# WHAT TO PRODUCE
Examine the material below. Gather every line in which the string "Search" appears.

# MATERIAL FOR THIS TASK

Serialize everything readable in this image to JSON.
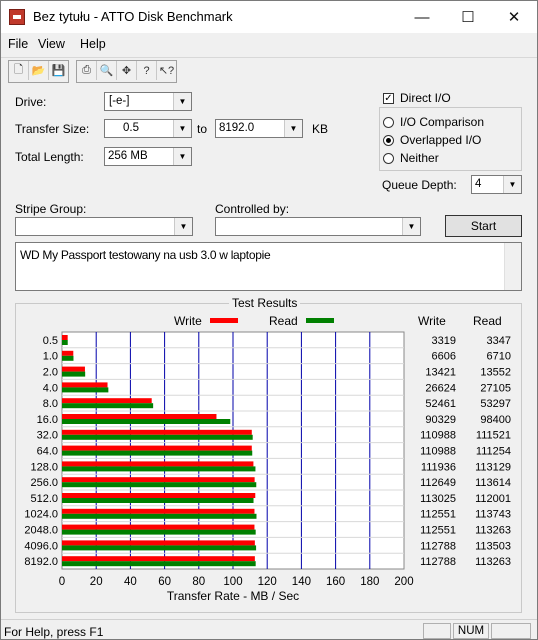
{
  "window": {
    "title": "Bez tytułu - ATTO Disk Benchmark",
    "minimize": "—",
    "maximize": "☐",
    "close": "✕"
  },
  "menu": {
    "file": "File",
    "view": "View",
    "help": "Help"
  },
  "toolbar": [
    "new-icon",
    "open-icon",
    "save-icon",
    "print-icon",
    "print-preview-icon",
    "move-icon",
    "help-icon",
    "context-help-icon"
  ],
  "form": {
    "drive_label": "Drive:",
    "drive_value": "[-e-]",
    "transfer_size_label": "Transfer Size:",
    "transfer_from": "0.5",
    "to_label": "to",
    "transfer_to": "8192.0",
    "unit": "KB",
    "total_length_label": "Total Length:",
    "total_length_value": "256 MB",
    "direct_io_label": "Direct I/O",
    "direct_io_checked": true,
    "io_comparison_label": "I/O Comparison",
    "overlapped_io_label": "Overlapped I/O",
    "neither_label": "Neither",
    "queue_depth_label": "Queue Depth:",
    "queue_depth_value": "4",
    "stripe_group_label": "Stripe Group:",
    "controlled_by_label": "Controlled by:",
    "start_label": "Start",
    "notes": "WD My Passport testowany na usb 3.0 w laptopie"
  },
  "status_bar": {
    "text": "For Help, press F1",
    "num": "NUM"
  },
  "chart_data": {
    "type": "bar",
    "title": "Test Results",
    "xlabel": "Transfer Rate - MB / Sec",
    "xlim": [
      0,
      200
    ],
    "xticks": [
      "0",
      "20",
      "40",
      "60",
      "80",
      "100",
      "120",
      "140",
      "160",
      "180",
      "200"
    ],
    "col_write": "Write",
    "col_read": "Read",
    "colors": {
      "write": "#ff0000",
      "read": "#008000",
      "grid": "#0000aa"
    },
    "categories": [
      "0.5",
      "1.0",
      "2.0",
      "4.0",
      "8.0",
      "16.0",
      "32.0",
      "64.0",
      "128.0",
      "256.0",
      "512.0",
      "1024.0",
      "2048.0",
      "4096.0",
      "8192.0"
    ],
    "series": [
      {
        "name": "Write",
        "values": [
          3319,
          6606,
          13421,
          26624,
          52461,
          90329,
          110988,
          110988,
          111936,
          112649,
          113025,
          112551,
          112551,
          112788,
          112788
        ]
      },
      {
        "name": "Read",
        "values": [
          3347,
          6710,
          13552,
          27105,
          53297,
          98400,
          111521,
          111254,
          113129,
          113614,
          112001,
          113743,
          113263,
          113503,
          113263
        ]
      }
    ]
  }
}
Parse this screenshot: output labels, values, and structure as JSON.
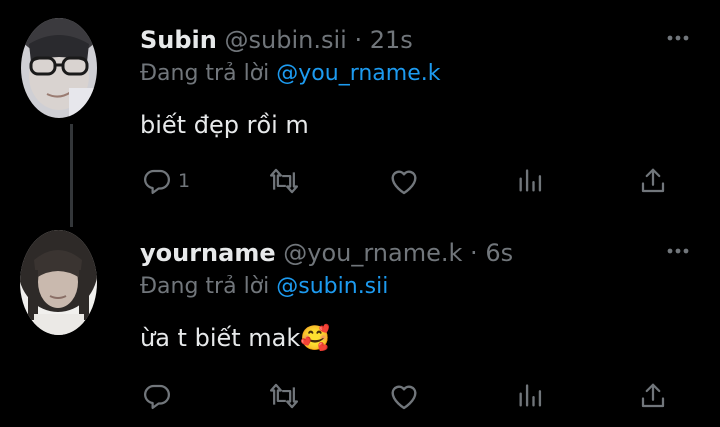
{
  "colors": {
    "background": "#000000",
    "text_primary": "#e7e9ea",
    "text_secondary": "#71767b",
    "accent": "#1d9bf0",
    "thread_line": "#333639"
  },
  "tweets": [
    {
      "display_name": "Subin",
      "handle": "@subin.sii",
      "separator": "·",
      "time": "21s",
      "reply_prefix": "Đang trả lời",
      "reply_to": "@you_rname.k",
      "text": "biết đẹp rồi m",
      "reply_count": "1",
      "icons": [
        "reply-icon",
        "retweet-icon",
        "like-icon",
        "views-icon",
        "share-icon",
        "more-icon"
      ]
    },
    {
      "display_name": "yourname",
      "handle": "@you_rname.k",
      "separator": "·",
      "time": "6s",
      "reply_prefix": "Đang trả lời",
      "reply_to": "@subin.sii",
      "text": "ừa t biết mak",
      "emoji": "🥰",
      "reply_count": "",
      "icons": [
        "reply-icon",
        "retweet-icon",
        "like-icon",
        "views-icon",
        "share-icon",
        "more-icon"
      ]
    }
  ]
}
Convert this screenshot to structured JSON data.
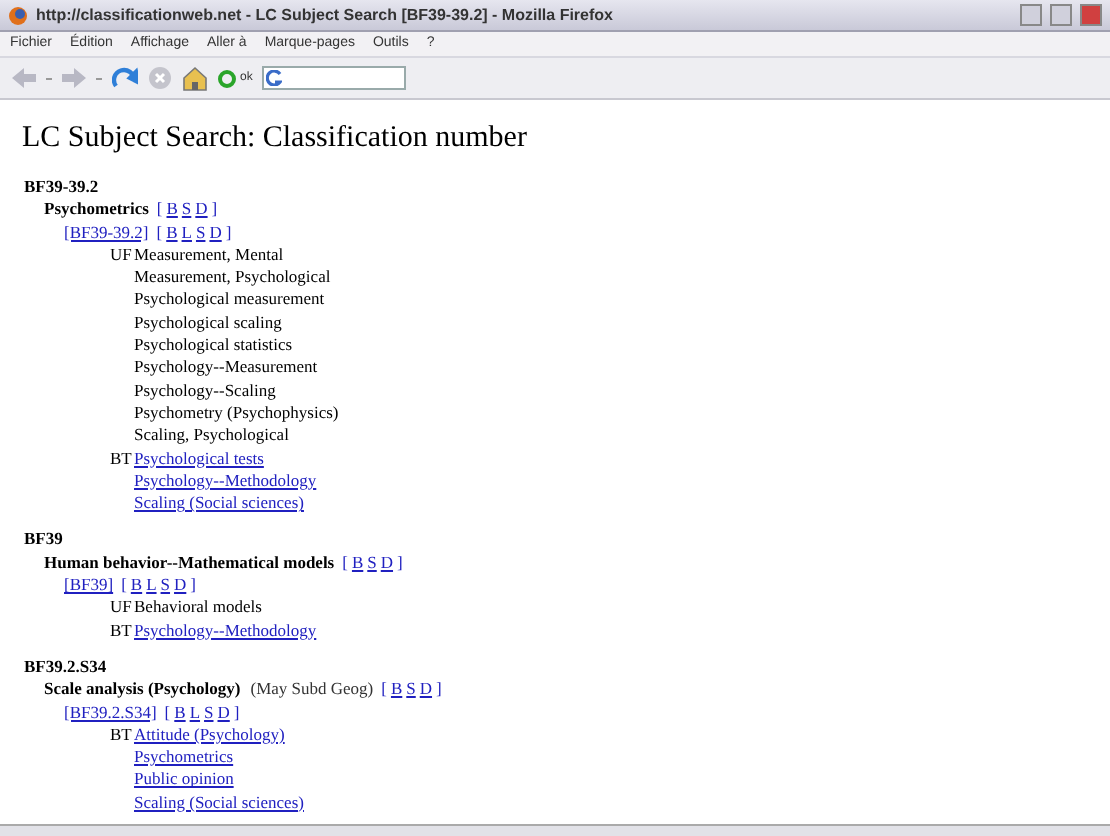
{
  "window": {
    "title": "http://classificationweb.net - LC Subject Search [BF39-39.2] - Mozilla Firefox"
  },
  "menu": [
    "Fichier",
    "Édition",
    "Affichage",
    "Aller à",
    "Marque-pages",
    "Outils",
    "?"
  ],
  "toolbar": {
    "go_label": "ok"
  },
  "page_title": "LC Subject Search: Classification number",
  "entries": [
    {
      "heading": "BF39-39.2",
      "term": "Psychometrics",
      "links": {
        "open": "[",
        "letters": [
          "B",
          "S",
          "D"
        ],
        "close": "]"
      },
      "class_number": "[BF39-39.2]",
      "class_links": {
        "open": "[",
        "letters": [
          "B",
          "L",
          "S",
          "D"
        ],
        "close": "]"
      },
      "relations": [
        {
          "label": "UF",
          "kind": "plain",
          "items": [
            "Measurement, Mental",
            "Measurement, Psychological",
            "Psychological measurement",
            "Psychological scaling",
            "Psychological statistics",
            "Psychology--Measurement",
            "Psychology--Scaling",
            "Psychometry (Psychophysics)",
            "Scaling, Psychological"
          ]
        },
        {
          "label": "BT",
          "kind": "link",
          "items": [
            "Psychological tests",
            "Psychology--Methodology",
            "Scaling (Social sciences)"
          ]
        }
      ]
    },
    {
      "heading": "BF39",
      "term": "Human behavior--Mathematical models",
      "links": {
        "open": "[",
        "letters": [
          "B",
          "S",
          "D"
        ],
        "close": "]"
      },
      "class_number": "[BF39]",
      "class_links": {
        "open": "[",
        "letters": [
          "B",
          "L",
          "S",
          "D"
        ],
        "close": "]"
      },
      "relations": [
        {
          "label": "UF",
          "kind": "plain",
          "items": [
            "Behavioral models"
          ]
        },
        {
          "label": "BT",
          "kind": "link",
          "items": [
            "Psychology--Methodology"
          ]
        }
      ]
    },
    {
      "heading": "BF39.2.S34",
      "term": "Scale analysis (Psychology)",
      "note": "(May Subd Geog)",
      "links": {
        "open": "[",
        "letters": [
          "B",
          "S",
          "D"
        ],
        "close": "]"
      },
      "class_number": "[BF39.2.S34]",
      "class_links": {
        "open": "[",
        "letters": [
          "B",
          "L",
          "S",
          "D"
        ],
        "close": "]"
      },
      "relations": [
        {
          "label": "BT",
          "kind": "link",
          "items": [
            "Attitude (Psychology)",
            "Psychometrics",
            "Public opinion",
            "Scaling (Social sciences)"
          ]
        }
      ]
    }
  ]
}
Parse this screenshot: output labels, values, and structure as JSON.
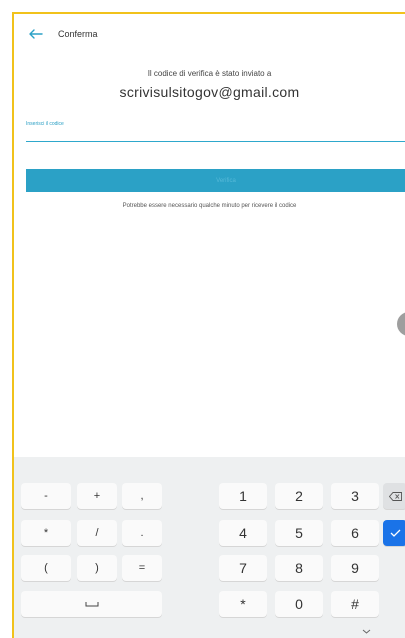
{
  "header": {
    "title": "Conferma",
    "back_icon": "arrow-left-icon"
  },
  "main": {
    "info_text": "Il codice di verifica è stato inviato a",
    "email": "scrivisulsitogov@gmail.com",
    "code_field": {
      "label": "Inserisci il codice",
      "value": ""
    },
    "submit_label": "Verifica",
    "hint": "Potrebbe essere necessario qualche minuto per ricevere il codice"
  },
  "keyboard": {
    "symbols": [
      [
        "-",
        "+",
        ","
      ],
      [
        "*",
        "/",
        "."
      ],
      [
        "(",
        ")",
        "="
      ]
    ],
    "space_icon": "space-bar-icon",
    "digits": [
      [
        "1",
        "2",
        "3"
      ],
      [
        "4",
        "5",
        "6"
      ],
      [
        "7",
        "8",
        "9"
      ],
      [
        "*",
        "0",
        "#"
      ]
    ],
    "backspace_icon": "backspace-icon",
    "enter_icon": "checkmark-icon",
    "collapse_icon": "chevron-down-icon"
  },
  "colors": {
    "accent": "#2ba1c6",
    "frame": "#f1c21b",
    "enter": "#1a73e8"
  }
}
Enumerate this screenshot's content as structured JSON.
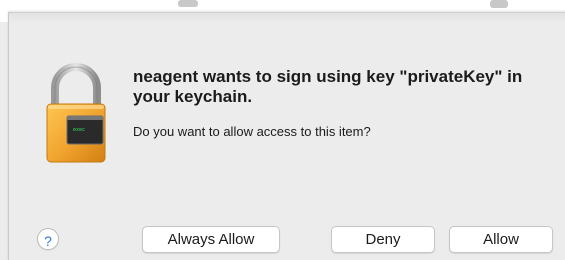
{
  "dialog": {
    "title": "neagent wants to sign using key \"privateKey\" in your keychain.",
    "message": "Do you want to allow access to this item?",
    "lock_icon": "padlock-terminal-icon",
    "lock_screen_text": "exec"
  },
  "buttons": {
    "help_label": "?",
    "always_allow_label": "Always Allow",
    "deny_label": "Deny",
    "allow_label": "Allow"
  },
  "colors": {
    "dialog_background": "#ececec",
    "lock_gold": "#f0a32e",
    "help_blue": "#2b78e4"
  }
}
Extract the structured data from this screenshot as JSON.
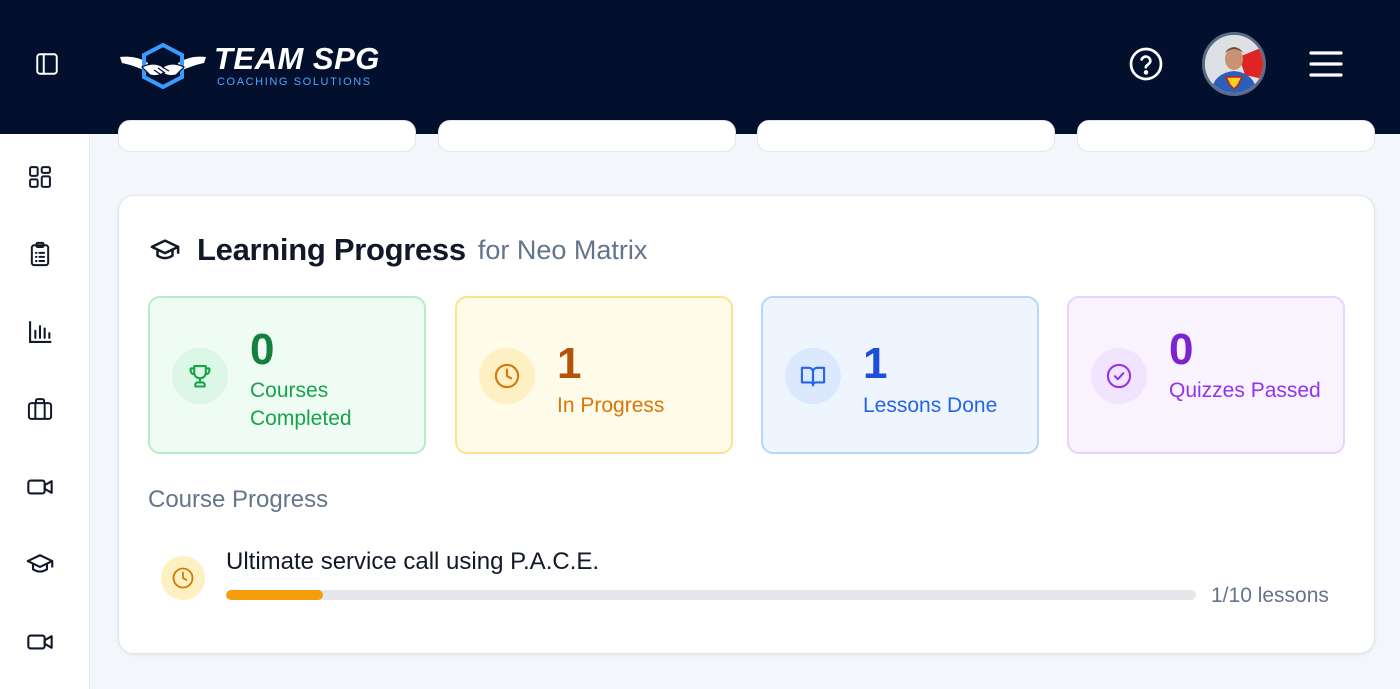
{
  "header": {
    "brand_name": "TEAM SPG",
    "brand_tagline": "COACHING SOLUTIONS",
    "icons": [
      "sidebar-toggle-icon",
      "help-icon",
      "hamburger-menu-icon"
    ],
    "background_color": "#02102e"
  },
  "sidebar": {
    "items": [
      {
        "icon": "dashboard-icon"
      },
      {
        "icon": "clipboard-list-icon"
      },
      {
        "icon": "bar-chart-icon"
      },
      {
        "icon": "briefcase-icon"
      },
      {
        "icon": "video-camera-icon"
      },
      {
        "icon": "graduation-cap-icon"
      },
      {
        "icon": "video-camera-icon"
      }
    ]
  },
  "learning_progress": {
    "title": "Learning Progress",
    "subtitle": "for Neo Matrix",
    "stats": [
      {
        "value": "0",
        "label": "Courses Completed",
        "icon": "trophy-icon",
        "color": "#15803d"
      },
      {
        "value": "1",
        "label": "In Progress",
        "icon": "clock-icon",
        "color": "#b45309"
      },
      {
        "value": "1",
        "label": "Lessons Done",
        "icon": "open-book-icon",
        "color": "#1d4ed8"
      },
      {
        "value": "0",
        "label": "Quizzes Passed",
        "icon": "check-circle-icon",
        "color": "#7e22ce"
      }
    ],
    "course_section_heading": "Course Progress",
    "courses": [
      {
        "title": "Ultimate service call using P.A.C.E.",
        "progress_text": "1/10 lessons",
        "progress_fraction": 0.1,
        "icon": "clock-icon",
        "bar_color": "#f59e0b"
      }
    ]
  }
}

# REPLY
    "title": "http://classificationweb.net - LC Subject Search [BF39-39.2] - Mozilla Firefox"
  "page_title": "LC Subject Search: Classification number",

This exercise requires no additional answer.